#### [WHAT THE EXERCISE ASKS]
Identify and reproduce every line holding the string "interrupt".

Collected data:
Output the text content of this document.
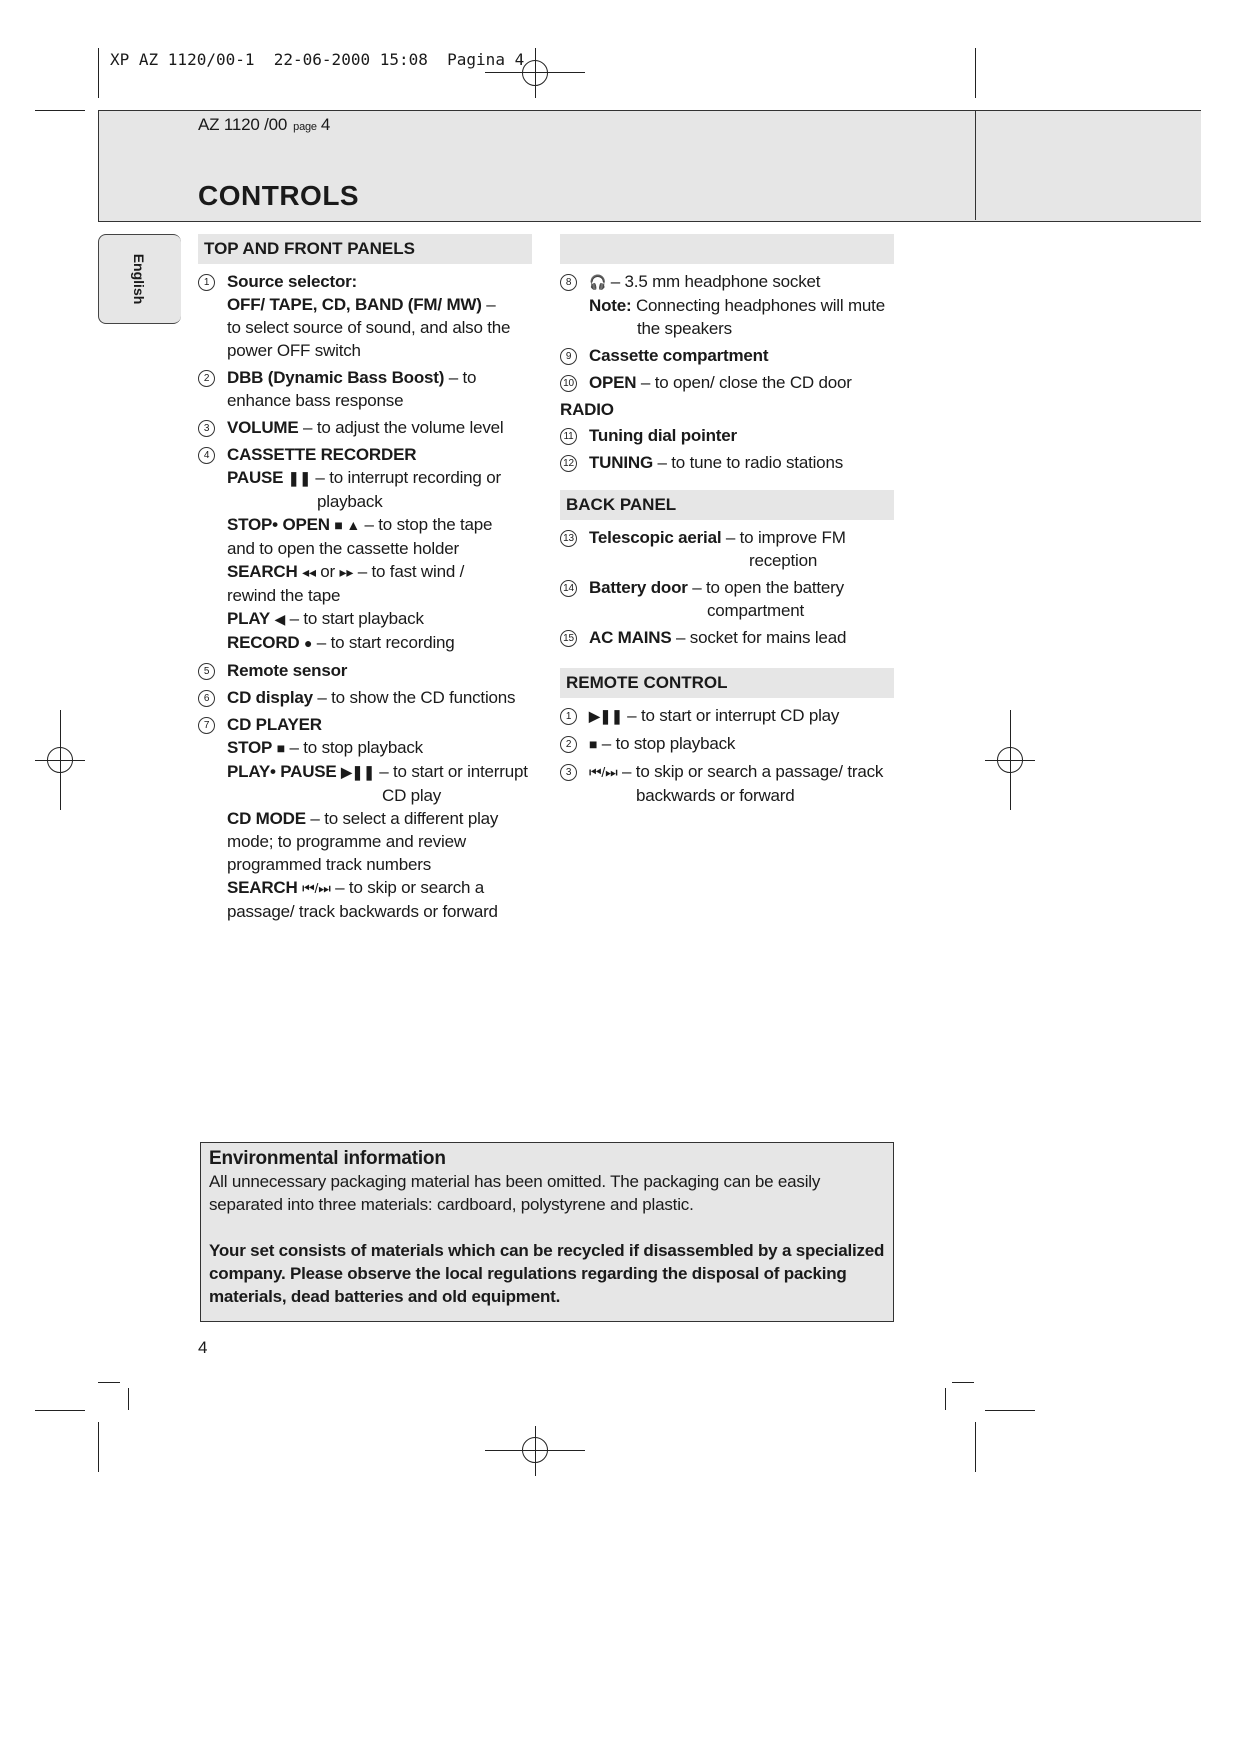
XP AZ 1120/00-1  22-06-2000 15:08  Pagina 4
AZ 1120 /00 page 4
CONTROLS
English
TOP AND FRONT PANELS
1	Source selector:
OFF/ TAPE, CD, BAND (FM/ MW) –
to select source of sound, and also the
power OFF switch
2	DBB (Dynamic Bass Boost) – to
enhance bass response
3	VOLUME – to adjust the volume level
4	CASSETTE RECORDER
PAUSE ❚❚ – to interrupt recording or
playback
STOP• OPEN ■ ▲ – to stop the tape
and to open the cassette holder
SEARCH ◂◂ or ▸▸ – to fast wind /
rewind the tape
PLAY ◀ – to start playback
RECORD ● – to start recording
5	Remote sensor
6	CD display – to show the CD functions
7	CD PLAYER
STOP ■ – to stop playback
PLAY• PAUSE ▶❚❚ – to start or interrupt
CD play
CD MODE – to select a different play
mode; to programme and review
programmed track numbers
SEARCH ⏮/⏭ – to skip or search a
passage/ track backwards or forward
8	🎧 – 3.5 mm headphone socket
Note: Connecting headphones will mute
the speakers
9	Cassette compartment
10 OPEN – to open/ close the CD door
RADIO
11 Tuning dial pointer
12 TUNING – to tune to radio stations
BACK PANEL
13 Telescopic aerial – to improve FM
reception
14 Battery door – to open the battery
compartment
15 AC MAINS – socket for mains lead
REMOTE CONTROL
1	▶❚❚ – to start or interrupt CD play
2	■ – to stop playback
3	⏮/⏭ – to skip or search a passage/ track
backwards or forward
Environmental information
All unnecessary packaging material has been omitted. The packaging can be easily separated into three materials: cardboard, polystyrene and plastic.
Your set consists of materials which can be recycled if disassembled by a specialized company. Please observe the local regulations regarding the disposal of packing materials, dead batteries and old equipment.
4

#### [CORRECT RESULT]
PAUSE ❚❚ – to interrupt recording or
PLAY• PAUSE ▶❚❚ – to start or interrupt
1	▶❚❚ – to start or interrupt CD play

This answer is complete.